_Required work_
Produce an exact transcription of the listing below, omitting the pictures.

_Data for this task_
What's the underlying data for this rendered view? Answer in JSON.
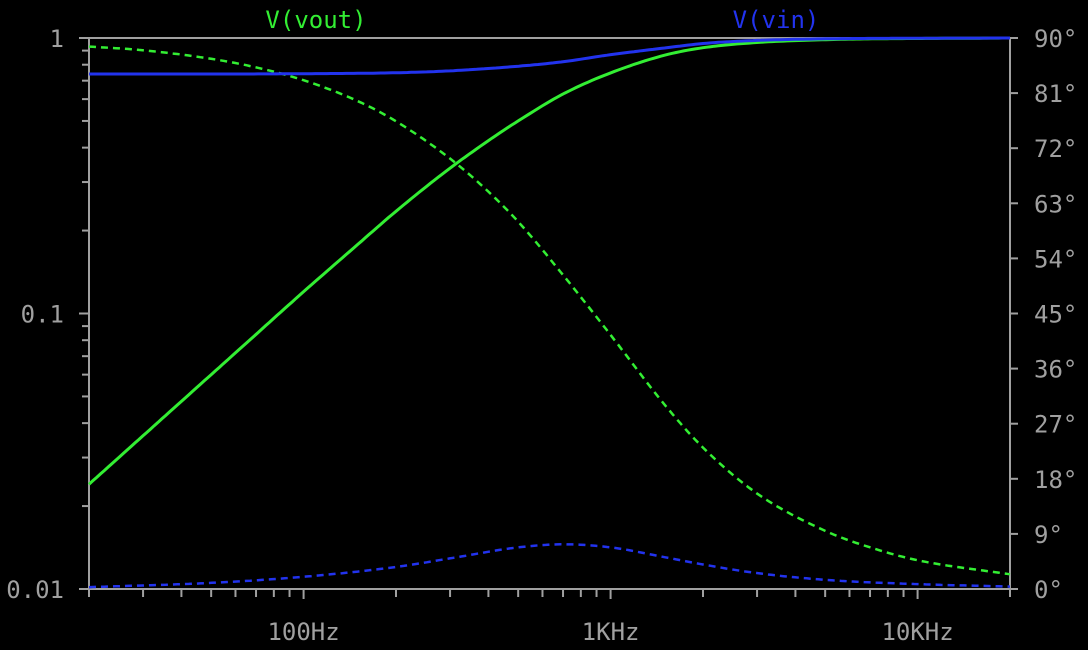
{
  "chart_data": {
    "type": "line",
    "title": "",
    "xlabel": "",
    "ylabel": "",
    "x_scale": "log",
    "xlim": [
      20,
      20000
    ],
    "x_ticks": [
      {
        "value": 100,
        "label": "100Hz"
      },
      {
        "value": 1000,
        "label": "1KHz"
      },
      {
        "value": 10000,
        "label": "10KHz"
      }
    ],
    "y_left": {
      "scale": "log",
      "lim": [
        0.01,
        1
      ],
      "ticks": [
        {
          "value": 1,
          "label": "1"
        },
        {
          "value": 0.1,
          "label": "0.1"
        },
        {
          "value": 0.01,
          "label": "0.01"
        }
      ]
    },
    "y_right": {
      "scale": "linear",
      "unit": "degrees",
      "lim": [
        0,
        90
      ],
      "ticks": [
        {
          "value": 90,
          "label": "90°"
        },
        {
          "value": 81,
          "label": "81°"
        },
        {
          "value": 72,
          "label": "72°"
        },
        {
          "value": 63,
          "label": "63°"
        },
        {
          "value": 54,
          "label": "54°"
        },
        {
          "value": 45,
          "label": "45°"
        },
        {
          "value": 36,
          "label": "36°"
        },
        {
          "value": 27,
          "label": "27°"
        },
        {
          "value": 18,
          "label": "18°"
        },
        {
          "value": 9,
          "label": "9°"
        },
        {
          "value": 0,
          "label": "0°"
        }
      ]
    },
    "grid": false,
    "legend": "top",
    "series": [
      {
        "name": "V(vout)",
        "color": "#33ee33",
        "magnitude": {
          "x": [
            20,
            30,
            50,
            70,
            100,
            150,
            200,
            300,
            400,
            500,
            700,
            1000,
            1500,
            2000,
            3000,
            5000,
            7000,
            10000,
            20000
          ],
          "y": [
            0.024,
            0.036,
            0.06,
            0.084,
            0.12,
            0.178,
            0.235,
            0.337,
            0.424,
            0.5,
            0.626,
            0.747,
            0.866,
            0.922,
            0.963,
            0.986,
            0.993,
            0.996,
            1.0
          ]
        },
        "phase": {
          "x": [
            20,
            30,
            50,
            70,
            100,
            150,
            200,
            300,
            400,
            500,
            700,
            1000,
            1500,
            2000,
            3000,
            5000,
            7000,
            10000,
            20000
          ],
          "y": [
            88.6,
            88.0,
            86.6,
            85.2,
            83.1,
            79.7,
            76.4,
            70.3,
            64.9,
            60.0,
            51.3,
            41.5,
            30.1,
            23.1,
            15.6,
            9.5,
            6.8,
            4.7,
            2.4
          ]
        }
      },
      {
        "name": "V(vin)",
        "color": "#2233ee",
        "magnitude": {
          "x": [
            20,
            50,
            100,
            200,
            300,
            500,
            700,
            1000,
            1500,
            2000,
            3000,
            5000,
            10000,
            20000
          ],
          "y": [
            0.74,
            0.74,
            0.742,
            0.748,
            0.76,
            0.79,
            0.82,
            0.87,
            0.92,
            0.955,
            0.98,
            0.993,
            0.998,
            1.0
          ]
        },
        "phase": {
          "x": [
            20,
            50,
            100,
            200,
            300,
            500,
            700,
            1000,
            1500,
            2000,
            3000,
            5000,
            10000,
            20000
          ],
          "y": [
            0.3,
            1.0,
            2.0,
            3.6,
            5.0,
            6.8,
            7.3,
            6.8,
            5.2,
            4.0,
            2.6,
            1.5,
            0.8,
            0.4
          ]
        }
      }
    ]
  }
}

_Answer to the exercise_
What's the underlying data for this rendered view? Answer in JSON.
{
  "chart_data": {
    "type": "line",
    "title": "",
    "xlabel": "",
    "ylabel": "",
    "x_scale": "log",
    "xlim": [
      20,
      20000
    ],
    "x_ticks": [
      {
        "value": 100,
        "label": "100Hz"
      },
      {
        "value": 1000,
        "label": "1KHz"
      },
      {
        "value": 10000,
        "label": "10KHz"
      }
    ],
    "y_left": {
      "scale": "log",
      "lim": [
        0.01,
        1
      ],
      "ticks": [
        {
          "value": 1,
          "label": "1"
        },
        {
          "value": 0.1,
          "label": "0.1"
        },
        {
          "value": 0.01,
          "label": "0.01"
        }
      ]
    },
    "y_right": {
      "scale": "linear",
      "unit": "degrees",
      "lim": [
        0,
        90
      ],
      "ticks": [
        {
          "value": 90,
          "label": "90°"
        },
        {
          "value": 81,
          "label": "81°"
        },
        {
          "value": 72,
          "label": "72°"
        },
        {
          "value": 63,
          "label": "63°"
        },
        {
          "value": 54,
          "label": "54°"
        },
        {
          "value": 45,
          "label": "45°"
        },
        {
          "value": 36,
          "label": "36°"
        },
        {
          "value": 27,
          "label": "27°"
        },
        {
          "value": 18,
          "label": "18°"
        },
        {
          "value": 9,
          "label": "9°"
        },
        {
          "value": 0,
          "label": "0°"
        }
      ]
    },
    "grid": false,
    "legend": "top",
    "series": [
      {
        "name": "V(vout)",
        "color": "#33ee33",
        "magnitude": {
          "x": [
            20,
            30,
            50,
            70,
            100,
            150,
            200,
            300,
            400,
            500,
            700,
            1000,
            1500,
            2000,
            3000,
            5000,
            7000,
            10000,
            20000
          ],
          "y": [
            0.024,
            0.036,
            0.06,
            0.084,
            0.12,
            0.178,
            0.235,
            0.337,
            0.424,
            0.5,
            0.626,
            0.747,
            0.866,
            0.922,
            0.963,
            0.986,
            0.993,
            0.996,
            1.0
          ]
        },
        "phase": {
          "x": [
            20,
            30,
            50,
            70,
            100,
            150,
            200,
            300,
            400,
            500,
            700,
            1000,
            1500,
            2000,
            3000,
            5000,
            7000,
            10000,
            20000
          ],
          "y": [
            88.6,
            88.0,
            86.6,
            85.2,
            83.1,
            79.7,
            76.4,
            70.3,
            64.9,
            60.0,
            51.3,
            41.5,
            30.1,
            23.1,
            15.6,
            9.5,
            6.8,
            4.7,
            2.4
          ]
        }
      },
      {
        "name": "V(vin)",
        "color": "#2233ee",
        "magnitude": {
          "x": [
            20,
            50,
            100,
            200,
            300,
            500,
            700,
            1000,
            1500,
            2000,
            3000,
            5000,
            10000,
            20000
          ],
          "y": [
            0.74,
            0.74,
            0.742,
            0.748,
            0.76,
            0.79,
            0.82,
            0.87,
            0.92,
            0.955,
            0.98,
            0.993,
            0.998,
            1.0
          ]
        },
        "phase": {
          "x": [
            20,
            50,
            100,
            200,
            300,
            500,
            700,
            1000,
            1500,
            2000,
            3000,
            5000,
            10000,
            20000
          ],
          "y": [
            0.3,
            1.0,
            2.0,
            3.6,
            5.0,
            6.8,
            7.3,
            6.8,
            5.2,
            4.0,
            2.6,
            1.5,
            0.8,
            0.4
          ]
        }
      }
    ]
  }
}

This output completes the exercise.